Items listed in a dataset
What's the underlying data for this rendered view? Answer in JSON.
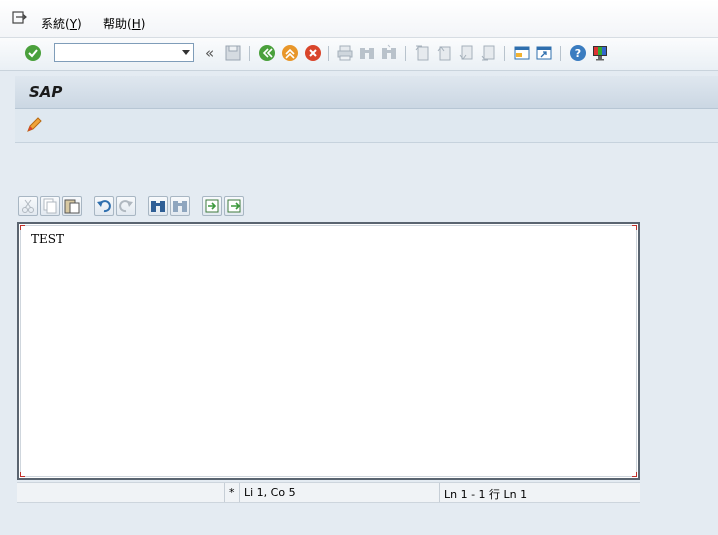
{
  "menubar": {
    "items": [
      {
        "label": "系統(",
        "accel": "Y",
        "tail": ")"
      },
      {
        "label": "帮助(",
        "accel": "H",
        "tail": ")"
      }
    ]
  },
  "toolbar": {
    "command_field_value": "",
    "icons": [
      "enter-icon",
      "save-icon",
      "back-icon",
      "exit-icon",
      "cancel-icon",
      "print-icon",
      "find-icon",
      "find-next-icon",
      "first-page-icon",
      "previous-page-icon",
      "next-page-icon",
      "last-page-icon",
      "create-session-icon",
      "shortcut-icon",
      "help-icon",
      "layout-menu-icon"
    ]
  },
  "screen": {
    "title": "SAP"
  },
  "editor": {
    "content": "TEST",
    "toolbar_icons": [
      "cut-icon",
      "copy-icon",
      "paste-icon",
      "undo-icon",
      "redo-icon",
      "find-icon",
      "find-next-icon",
      "import-icon",
      "export-icon"
    ]
  },
  "statusbar": {
    "modified": "*",
    "cursor": "Li 1, Co 5",
    "lines": "Ln 1 - 1 行 Ln 1"
  },
  "colors": {
    "background": "#e4ebf2",
    "title_bar": "#cbd7e3",
    "accent_green": "#4aa03c",
    "accent_orange": "#e8962a",
    "accent_red": "#d9452b",
    "editor_corner": "#c0302a"
  }
}
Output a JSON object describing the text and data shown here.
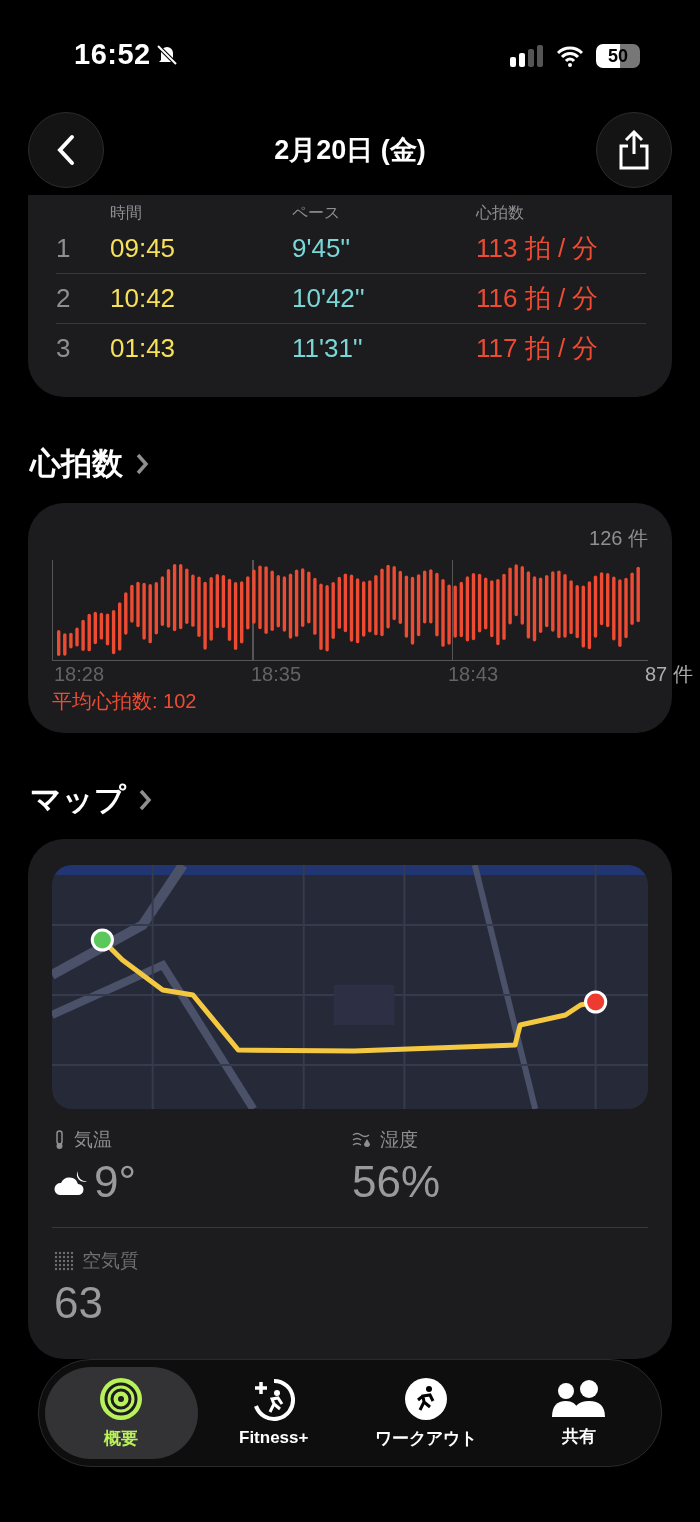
{
  "status_bar": {
    "time": "16:52",
    "silent": true,
    "battery": "50"
  },
  "nav": {
    "title": "2月20日 (金)"
  },
  "splits": {
    "columns": [
      "時間",
      "ペース",
      "心拍数"
    ],
    "rows": [
      {
        "index": "1",
        "time": "09:45",
        "pace": "9'45''",
        "heart_rate": "113 拍 / 分"
      },
      {
        "index": "2",
        "time": "10:42",
        "pace": "10'42''",
        "heart_rate": "116 拍 / 分"
      },
      {
        "index": "3",
        "time": "01:43",
        "pace": "11'31''",
        "heart_rate": "117 拍 / 分"
      }
    ]
  },
  "heart_rate": {
    "title": "心拍数",
    "max_label": "126 件",
    "min_label": "87 件",
    "x_labels": [
      "18:28",
      "18:35",
      "18:43"
    ],
    "average": "平均心拍数: 102"
  },
  "map": {
    "title": "マップ",
    "kind": "picture"
  },
  "weather": [
    {
      "kind": "temperature",
      "label": "気温",
      "value": "9°"
    },
    {
      "kind": "humidity",
      "label": "湿度",
      "value": "56%"
    },
    {
      "kind": "air_quality",
      "label": "空気質",
      "value": "63"
    }
  ],
  "tab_bar": [
    {
      "label": "概要",
      "kind": "rings",
      "selected": true
    },
    {
      "label": "Fitness+",
      "kind": "fitness",
      "selected": false
    },
    {
      "label": "ワークアウト",
      "kind": "runner",
      "selected": false
    },
    {
      "label": "共有",
      "kind": "people",
      "selected": false
    }
  ]
}
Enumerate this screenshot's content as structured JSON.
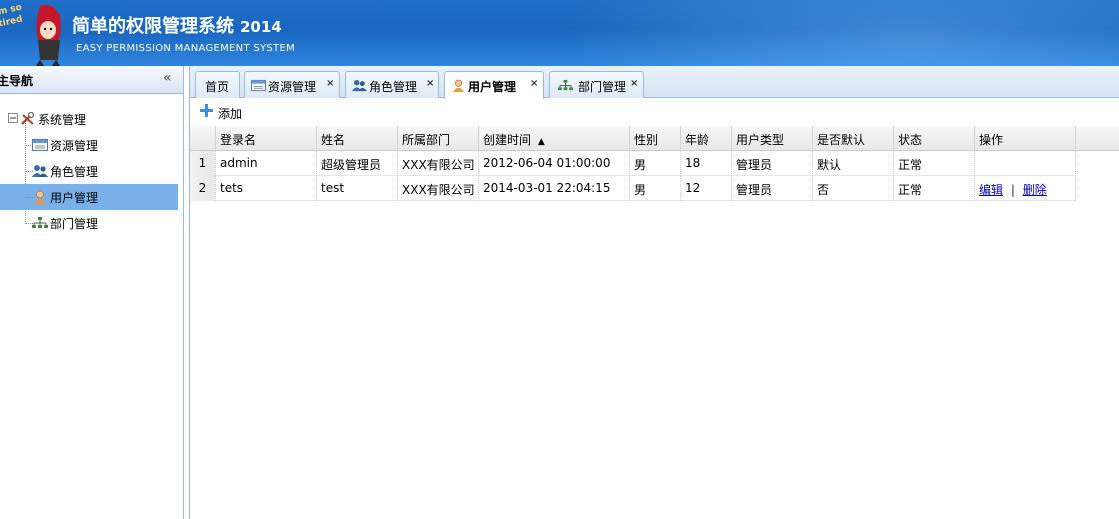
{
  "header": {
    "title": "简单的权限管理系统",
    "year": "2014",
    "subtitle": "EASY PERMISSION MANAGEMENT SYSTEM"
  },
  "sidebar": {
    "title": "主导航",
    "collapse_icon": "«",
    "tree": {
      "root": "系统管理",
      "items": [
        "资源管理",
        "角色管理",
        "用户管理",
        "部门管理"
      ],
      "selected": "用户管理"
    }
  },
  "tabs": [
    {
      "label": "首页",
      "closable": false
    },
    {
      "label": "资源管理",
      "closable": true
    },
    {
      "label": "角色管理",
      "closable": true
    },
    {
      "label": "用户管理",
      "closable": true,
      "active": true
    },
    {
      "label": "部门管理",
      "closable": true
    }
  ],
  "tab_close": "×",
  "toolbar": {
    "add_label": "添加"
  },
  "grid": {
    "columns": [
      "登录名",
      "姓名",
      "所属部门",
      "创建时间",
      "性别",
      "年龄",
      "用户类型",
      "是否默认",
      "状态",
      "操作"
    ],
    "sort_indicator": "▲",
    "rows": [
      {
        "num": "1",
        "login": "admin",
        "name": "超级管理员",
        "dept": "XXX有限公司",
        "created": "2012-06-04 01:00:00",
        "gender": "男",
        "age": "18",
        "type": "管理员",
        "default": "默认",
        "status": "正常",
        "edit": "",
        "sep": "",
        "del": ""
      },
      {
        "num": "2",
        "login": "tets",
        "name": "test",
        "dept": "XXX有限公司",
        "created": "2014-03-01 22:04:15",
        "gender": "男",
        "age": "12",
        "type": "管理员",
        "default": "否",
        "status": "正常",
        "edit": "编辑",
        "sep": "|",
        "del": "删除"
      }
    ]
  },
  "colors": {
    "header": "#1a66c0",
    "selected": "#7ab0ea",
    "border": "#99bbe8",
    "link": "#0000cc"
  }
}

Problem requirements:
Take the data above and repeat it exactly, leaving each picture out.

Expected answer:
What's the underlying data for this rendered view? Answer in JSON.
{
  "menubar": {
    "items": [
      {
        "label": "系統(",
        "accel": "Y",
        "tail": ")"
      },
      {
        "label": "帮助(",
        "accel": "H",
        "tail": ")"
      }
    ]
  },
  "toolbar": {
    "command_field_value": "",
    "icons": [
      "enter-icon",
      "save-icon",
      "back-icon",
      "exit-icon",
      "cancel-icon",
      "print-icon",
      "find-icon",
      "find-next-icon",
      "first-page-icon",
      "previous-page-icon",
      "next-page-icon",
      "last-page-icon",
      "create-session-icon",
      "shortcut-icon",
      "help-icon",
      "layout-menu-icon"
    ]
  },
  "screen": {
    "title": "SAP"
  },
  "editor": {
    "content": "TEST",
    "toolbar_icons": [
      "cut-icon",
      "copy-icon",
      "paste-icon",
      "undo-icon",
      "redo-icon",
      "find-icon",
      "find-next-icon",
      "import-icon",
      "export-icon"
    ]
  },
  "statusbar": {
    "modified": "*",
    "cursor": "Li 1, Co 5",
    "lines": "Ln 1 - 1 行 Ln 1"
  },
  "colors": {
    "background": "#e4ebf2",
    "title_bar": "#cbd7e3",
    "accent_green": "#4aa03c",
    "accent_orange": "#e8962a",
    "accent_red": "#d9452b",
    "editor_corner": "#c0302a"
  }
}
Output a JSON object describing the text and data shown here.
{
  "status_bar": {
    "time": "16:52",
    "silent": true,
    "battery": "50"
  },
  "nav": {
    "title": "2月20日 (金)"
  },
  "splits": {
    "columns": [
      "時間",
      "ペース",
      "心拍数"
    ],
    "rows": [
      {
        "index": "1",
        "time": "09:45",
        "pace": "9'45''",
        "heart_rate": "113 拍 / 分"
      },
      {
        "index": "2",
        "time": "10:42",
        "pace": "10'42''",
        "heart_rate": "116 拍 / 分"
      },
      {
        "index": "3",
        "time": "01:43",
        "pace": "11'31''",
        "heart_rate": "117 拍 / 分"
      }
    ]
  },
  "heart_rate": {
    "title": "心拍数",
    "max_label": "126 件",
    "min_label": "87 件",
    "x_labels": [
      "18:28",
      "18:35",
      "18:43"
    ],
    "average": "平均心拍数: 102"
  },
  "map": {
    "title": "マップ",
    "kind": "picture"
  },
  "weather": [
    {
      "kind": "temperature",
      "label": "気温",
      "value": "9°"
    },
    {
      "kind": "humidity",
      "label": "湿度",
      "value": "56%"
    },
    {
      "kind": "air_quality",
      "label": "空気質",
      "value": "63"
    }
  ],
  "tab_bar": [
    {
      "label": "概要",
      "kind": "rings",
      "selected": true
    },
    {
      "label": "Fitness+",
      "kind": "fitness",
      "selected": false
    },
    {
      "label": "ワークアウト",
      "kind": "runner",
      "selected": false
    },
    {
      "label": "共有",
      "kind": "people",
      "selected": false
    }
  ]
}
Enumerate this screenshot's content as structured JSON.
{
  "header": {
    "title": "简单的权限管理系统",
    "year": "2014",
    "subtitle": "EASY PERMISSION MANAGEMENT SYSTEM"
  },
  "sidebar": {
    "title": "主导航",
    "collapse_icon": "«",
    "tree": {
      "root": "系统管理",
      "items": [
        "资源管理",
        "角色管理",
        "用户管理",
        "部门管理"
      ],
      "selected": "用户管理"
    }
  },
  "tabs": [
    {
      "label": "首页",
      "closable": false
    },
    {
      "label": "资源管理",
      "closable": true
    },
    {
      "label": "角色管理",
      "closable": true
    },
    {
      "label": "用户管理",
      "closable": true,
      "active": true
    },
    {
      "label": "部门管理",
      "closable": true
    }
  ],
  "tab_close": "×",
  "toolbar": {
    "add_label": "添加"
  },
  "grid": {
    "columns": [
      "登录名",
      "姓名",
      "所属部门",
      "创建时间",
      "性别",
      "年龄",
      "用户类型",
      "是否默认",
      "状态",
      "操作"
    ],
    "sort_indicator": "▲",
    "rows": [
      {
        "num": "1",
        "login": "admin",
        "name": "超级管理员",
        "dept": "XXX有限公司",
        "created": "2012-06-04 01:00:00",
        "gender": "男",
        "age": "18",
        "type": "管理员",
        "default": "默认",
        "status": "正常",
        "edit": "",
        "sep": "",
        "del": ""
      },
      {
        "num": "2",
        "login": "tets",
        "name": "test",
        "dept": "XXX有限公司",
        "created": "2014-03-01 22:04:15",
        "gender": "男",
        "age": "12",
        "type": "管理员",
        "default": "否",
        "status": "正常",
        "edit": "编辑",
        "sep": "|",
        "del": "删除"
      }
    ]
  },
  "colors": {
    "header": "#1a66c0",
    "selected": "#7ab0ea",
    "border": "#99bbe8",
    "link": "#0000cc"
  }
}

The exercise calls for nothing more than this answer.